-- Start of Dataset --

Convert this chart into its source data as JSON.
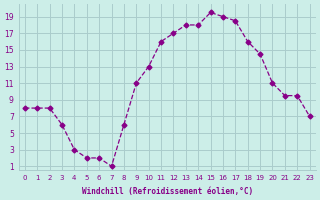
{
  "x": [
    0,
    1,
    2,
    3,
    4,
    5,
    6,
    7,
    8,
    9,
    10,
    11,
    12,
    13,
    14,
    15,
    16,
    17,
    18,
    19,
    20,
    21,
    22,
    23
  ],
  "y": [
    8,
    8,
    8,
    6,
    3,
    2,
    2,
    1,
    6,
    11,
    13,
    16,
    17,
    18,
    18,
    19.5,
    19,
    18.5,
    16,
    14.5,
    11,
    9.5,
    9.5,
    7
  ],
  "line_color": "#880088",
  "marker": "D",
  "marker_size": 2.5,
  "bg_color": "#cceee8",
  "grid_color": "#aacccc",
  "xlabel": "Windchill (Refroidissement éolien,°C)",
  "yticks": [
    1,
    3,
    5,
    7,
    9,
    11,
    13,
    15,
    17,
    19
  ],
  "xticks": [
    0,
    1,
    2,
    3,
    4,
    5,
    6,
    7,
    8,
    9,
    10,
    11,
    12,
    13,
    14,
    15,
    16,
    17,
    18,
    19,
    20,
    21,
    22,
    23
  ],
  "ylim": [
    0.5,
    20.5
  ],
  "xlim": [
    -0.5,
    23.5
  ],
  "line_color_hex": "#880088",
  "xlabel_color": "#880088",
  "tick_color": "#880088"
}
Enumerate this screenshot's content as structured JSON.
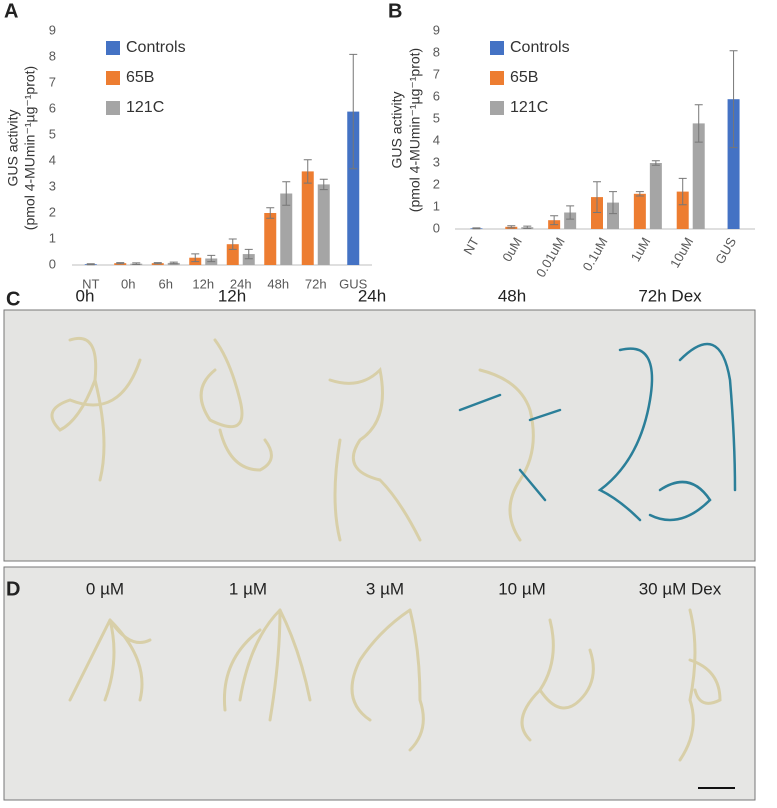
{
  "chart_data": [
    {
      "type": "bar",
      "panel": "A",
      "y_label": [
        "GUS activity",
        "(pmol 4-MUmin⁻¹µg⁻¹prot)"
      ],
      "categories": [
        "NT",
        "0h",
        "6h",
        "12h",
        "24h",
        "48h",
        "72h",
        "GUS"
      ],
      "series": [
        {
          "name": "Controls",
          "color": "#4472c4",
          "values": [
            0.03,
            null,
            null,
            null,
            null,
            null,
            null,
            5.9
          ],
          "errors": [
            0.02,
            null,
            null,
            null,
            null,
            null,
            null,
            2.2
          ]
        },
        {
          "name": "65B",
          "color": "#ed7d31",
          "values": [
            null,
            0.07,
            0.07,
            0.28,
            0.8,
            2.0,
            3.6,
            null
          ],
          "errors": [
            null,
            0.02,
            0.02,
            0.15,
            0.2,
            0.2,
            0.45,
            null
          ]
        },
        {
          "name": "121C",
          "color": "#a5a5a5",
          "values": [
            null,
            0.05,
            0.08,
            0.25,
            0.42,
            2.75,
            3.1,
            null
          ],
          "errors": [
            null,
            0.03,
            0.03,
            0.12,
            0.18,
            0.45,
            0.2,
            null
          ]
        }
      ],
      "ylim": [
        0,
        9
      ],
      "yticks": [
        0,
        1,
        2,
        3,
        4,
        5,
        6,
        7,
        8,
        9
      ],
      "grid": false
    },
    {
      "type": "bar",
      "panel": "B",
      "y_label": [
        "GUS activity",
        "(pmol 4-MUmin⁻¹µg⁻¹prot)"
      ],
      "categories": [
        "NT",
        "0uM",
        "0.01uM",
        "0.1uM",
        "1uM",
        "10uM",
        "GUS"
      ],
      "series": [
        {
          "name": "Controls",
          "color": "#4472c4",
          "values": [
            0.03,
            null,
            null,
            null,
            null,
            null,
            5.9
          ],
          "errors": [
            0.02,
            null,
            null,
            null,
            null,
            null,
            2.2
          ]
        },
        {
          "name": "65B",
          "color": "#ed7d31",
          "values": [
            null,
            0.1,
            0.4,
            1.45,
            1.6,
            1.7,
            null
          ],
          "errors": [
            null,
            0.05,
            0.2,
            0.7,
            0.1,
            0.6,
            null
          ]
        },
        {
          "name": "121C",
          "color": "#a5a5a5",
          "values": [
            null,
            0.08,
            0.75,
            1.2,
            3.0,
            4.8,
            null
          ],
          "errors": [
            null,
            0.05,
            0.3,
            0.5,
            0.1,
            0.85,
            null
          ]
        }
      ],
      "ylim": [
        0,
        9
      ],
      "yticks": [
        0,
        1,
        2,
        3,
        4,
        5,
        6,
        7,
        8,
        9
      ],
      "grid": false
    }
  ],
  "panels": [
    {
      "letter": "C",
      "labels": [
        "0h",
        "12h",
        "24h",
        "48h",
        "72h Dex"
      ]
    },
    {
      "letter": "D",
      "labels": [
        "0 µM",
        "1 µM",
        "3 µM",
        "10 µM",
        "30 µM Dex"
      ]
    }
  ]
}
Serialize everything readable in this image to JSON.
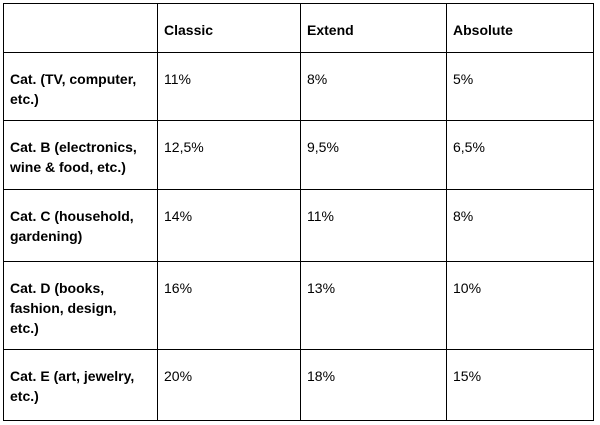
{
  "colors": {
    "background": "#ffffff",
    "border": "#000000",
    "text": "#000000"
  },
  "table": {
    "columns": [
      "",
      "Classic",
      "Extend",
      "Absolute"
    ],
    "rows": [
      {
        "label": "Cat. (TV, computer,\netc.)",
        "values": [
          "11%",
          "8%",
          "5%"
        ]
      },
      {
        "label": "Cat. B (electronics,\nwine & food, etc.)",
        "values": [
          "12,5%",
          "9,5%",
          "6,5%"
        ]
      },
      {
        "label": "Cat. C (household,\ngardening)",
        "values": [
          "14%",
          "11%",
          "8%"
        ]
      },
      {
        "label": "Cat. D (books,\nfashion, design,\netc.)",
        "values": [
          "16%",
          "13%",
          "10%"
        ]
      },
      {
        "label": "Cat. E (art, jewelry,\netc.)",
        "values": [
          "20%",
          "18%",
          "15%"
        ]
      }
    ]
  }
}
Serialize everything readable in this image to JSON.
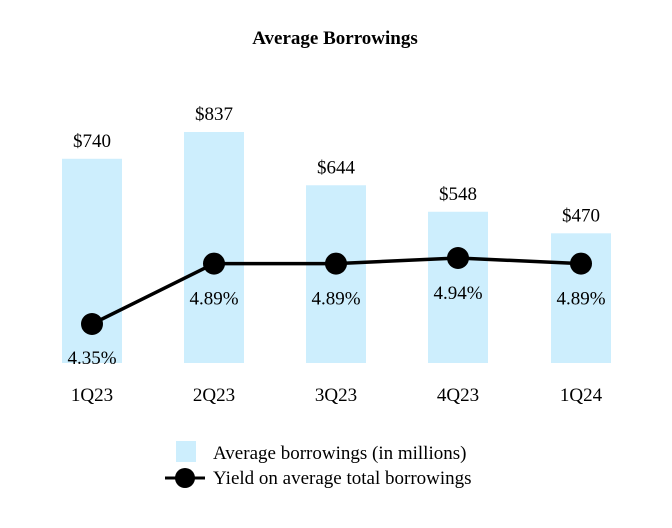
{
  "chart_data": {
    "type": "bar",
    "title": "Average Borrowings",
    "categories": [
      "1Q23",
      "2Q23",
      "3Q23",
      "4Q23",
      "1Q24"
    ],
    "series": [
      {
        "name": "Average borrowings (in millions)",
        "kind": "bar",
        "color": "#cdeefd",
        "values": [
          740,
          837,
          644,
          548,
          470
        ],
        "labels": [
          "$740",
          "$837",
          "$644",
          "$548",
          "$470"
        ]
      },
      {
        "name": "Yield on average total borrowings",
        "kind": "line",
        "color": "#000000",
        "values": [
          4.35,
          4.89,
          4.89,
          4.94,
          4.89
        ],
        "labels": [
          "4.35%",
          "4.89%",
          "4.89%",
          "4.94%",
          "4.89%"
        ]
      }
    ],
    "bar_ylim": [
      0,
      880
    ],
    "line_ylim": [
      4.0,
      5.7
    ],
    "grid": false,
    "legend_position": "bottom-center"
  }
}
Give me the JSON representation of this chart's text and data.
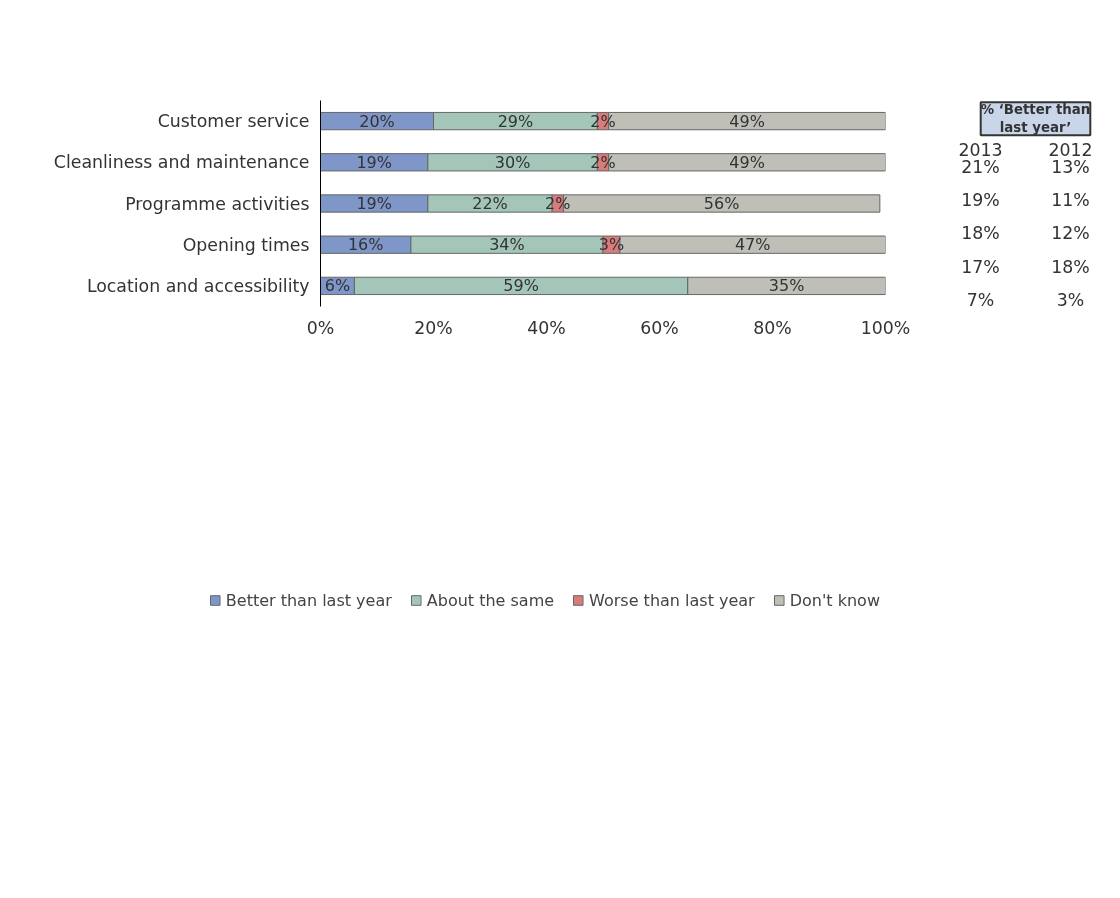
{
  "chart_data": {
    "type": "bar",
    "orientation": "horizontal",
    "stacked": true,
    "categories": [
      "Customer service",
      "Cleanliness and maintenance",
      "Programme activities",
      "Opening times",
      "Location and accessibility"
    ],
    "series": [
      {
        "name": "Better than last year",
        "color": "#7f96c8",
        "values": [
          20,
          19,
          19,
          16,
          6
        ],
        "value_labels": [
          "20%",
          "19%",
          "19%",
          "16%",
          "6%"
        ]
      },
      {
        "name": "About the same",
        "color": "#a3c6b8",
        "values": [
          29,
          30,
          22,
          34,
          59
        ],
        "value_labels": [
          "29%",
          "30%",
          "22%",
          "34%",
          "59%"
        ]
      },
      {
        "name": "Worse than last year",
        "color": "#d77b7b",
        "values": [
          2,
          2,
          2,
          3,
          0
        ],
        "value_labels": [
          "2%",
          "2%",
          "2%",
          "3%",
          null
        ]
      },
      {
        "name": "Don't know",
        "color": "#bfbfb8",
        "values": [
          49,
          49,
          56,
          47,
          35
        ],
        "value_labels": [
          "49%",
          "49%",
          "56%",
          "47%",
          "35%"
        ]
      }
    ],
    "xlim": [
      0,
      100
    ],
    "xticks": [
      {
        "value": 0,
        "label": "0%"
      },
      {
        "value": 20,
        "label": "20%"
      },
      {
        "value": 40,
        "label": "40%"
      },
      {
        "value": 60,
        "label": "60%"
      },
      {
        "value": 80,
        "label": "80%"
      },
      {
        "value": 100,
        "label": "100%"
      }
    ],
    "legend": "bottom",
    "grid": false,
    "annotations": [
      "% ‘Better than last year’",
      "2013",
      "2012",
      "21%",
      "13%",
      "19%",
      "11%",
      "18%",
      "12%",
      "17%",
      "18%",
      "7%",
      "3%"
    ]
  }
}
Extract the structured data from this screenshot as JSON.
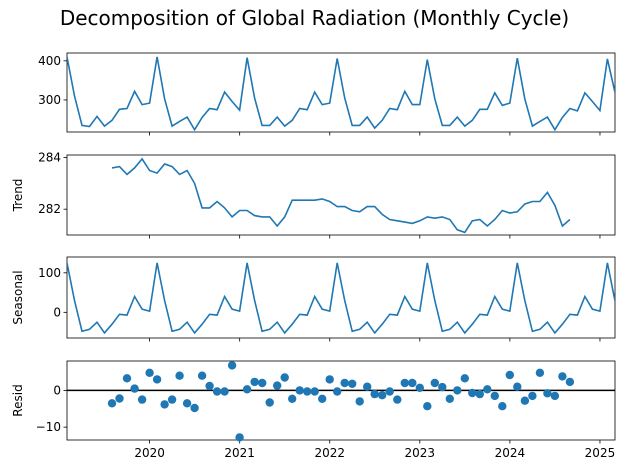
{
  "title": "Decomposition of Global Radiation (Monthly Cycle)",
  "chart_data": [
    {
      "name": "observed",
      "type": "line",
      "ylabel": "",
      "ylim": [
        218,
        420
      ],
      "yticks": [
        300,
        400
      ],
      "ytick_labels": [
        "300",
        "400"
      ],
      "color": "#1f77b4",
      "x_start": 2019.083,
      "x_step": 0.08333,
      "values": [
        410,
        310,
        235,
        232,
        258,
        233,
        248,
        276,
        278,
        322,
        288,
        292,
        410,
        303,
        233,
        245,
        256,
        224,
        255,
        278,
        275,
        320,
        296,
        274,
        408,
        305,
        235,
        235,
        256,
        233,
        248,
        278,
        275,
        320,
        288,
        292,
        406,
        305,
        235,
        235,
        256,
        228,
        248,
        278,
        275,
        322,
        288,
        288,
        403,
        303,
        235,
        235,
        256,
        233,
        248,
        276,
        276,
        318,
        286,
        292,
        407,
        303,
        233,
        245,
        256,
        224,
        255,
        278,
        272,
        318,
        296,
        273,
        405,
        320
      ]
    },
    {
      "name": "trend",
      "type": "line",
      "ylabel": "Trend",
      "ylim": [
        281.0,
        284.1
      ],
      "yticks": [
        282,
        284
      ],
      "ytick_labels": [
        "282",
        "284"
      ],
      "color": "#1f77b4",
      "x_start": 2019.583,
      "x_step": 0.08333,
      "values": [
        283.6,
        283.65,
        283.35,
        283.6,
        283.95,
        283.5,
        283.4,
        283.75,
        283.65,
        283.35,
        283.5,
        283.0,
        282.05,
        282.05,
        282.3,
        282.05,
        281.7,
        281.95,
        281.95,
        281.75,
        281.7,
        281.7,
        281.35,
        281.7,
        282.35,
        282.35,
        282.35,
        282.35,
        282.4,
        282.3,
        282.1,
        282.1,
        281.95,
        281.9,
        282.1,
        282.1,
        281.8,
        281.6,
        281.55,
        281.5,
        281.45,
        281.55,
        281.7,
        281.65,
        281.7,
        281.6,
        281.2,
        281.1,
        281.55,
        281.6,
        281.35,
        281.6,
        281.95,
        281.85,
        281.9,
        282.2,
        282.3,
        282.3,
        282.65,
        282.15,
        281.35,
        281.6
      ]
    },
    {
      "name": "seasonal",
      "type": "line",
      "ylabel": "Seasonal",
      "ylim": [
        -65,
        140
      ],
      "yticks": [
        0,
        100
      ],
      "ytick_labels": [
        "0",
        "100"
      ],
      "color": "#1f77b4",
      "x_start": 2019.083,
      "x_step": 0.08333,
      "values": [
        125,
        30,
        -48,
        -43,
        -25,
        -52,
        -30,
        -5,
        -7,
        40,
        8,
        3,
        125,
        30,
        -48,
        -43,
        -25,
        -52,
        -30,
        -5,
        -7,
        40,
        8,
        3,
        125,
        30,
        -48,
        -43,
        -25,
        -52,
        -30,
        -5,
        -7,
        40,
        8,
        3,
        125,
        30,
        -48,
        -43,
        -25,
        -52,
        -30,
        -5,
        -7,
        40,
        8,
        3,
        125,
        30,
        -48,
        -43,
        -25,
        -52,
        -30,
        -5,
        -7,
        40,
        8,
        3,
        125,
        30,
        -48,
        -43,
        -25,
        -52,
        -30,
        -5,
        -7,
        40,
        8,
        3,
        125,
        30
      ]
    },
    {
      "name": "resid",
      "type": "scatter",
      "ylabel": "Resid",
      "ylim": [
        -13.5,
        8
      ],
      "yticks": [
        -10,
        0
      ],
      "ytick_labels": [
        "−10",
        "0"
      ],
      "baseline": 0,
      "color": "#1f77b4",
      "x_start": 2019.583,
      "x_step": 0.08333,
      "values": [
        -3.5,
        -2.2,
        3.3,
        0.5,
        -2.5,
        4.8,
        3.0,
        -3.8,
        -2.5,
        4.0,
        -3.5,
        -4.8,
        4.0,
        1.2,
        -0.3,
        -0.3,
        6.8,
        -12.8,
        0.3,
        2.3,
        2.0,
        -3.3,
        1.3,
        3.5,
        -2.3,
        0.0,
        -0.3,
        -0.3,
        -2.3,
        3.0,
        -0.3,
        2.0,
        1.8,
        -3.0,
        1.0,
        -1.0,
        -1.3,
        -0.3,
        -2.5,
        2.0,
        2.0,
        0.7,
        -4.3,
        2.0,
        0.9,
        -2.3,
        0.0,
        3.3,
        -0.7,
        -1.0,
        0.3,
        -1.5,
        -4.3,
        4.2,
        1.0,
        -2.8,
        -1.5,
        4.8,
        -0.8,
        -1.5,
        3.8,
        2.3
      ]
    }
  ],
  "x_axis": {
    "xlim": [
      2019.083,
      2025.167
    ],
    "ticks": [
      2020,
      2021,
      2022,
      2023,
      2024,
      2025
    ],
    "tick_labels": [
      "2020",
      "2021",
      "2022",
      "2023",
      "2024",
      "2025"
    ]
  }
}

-- End of Dataset --

◆ **What is required**
Write only the number of lines in the records that include the word "Better".

◆ **The solution**
2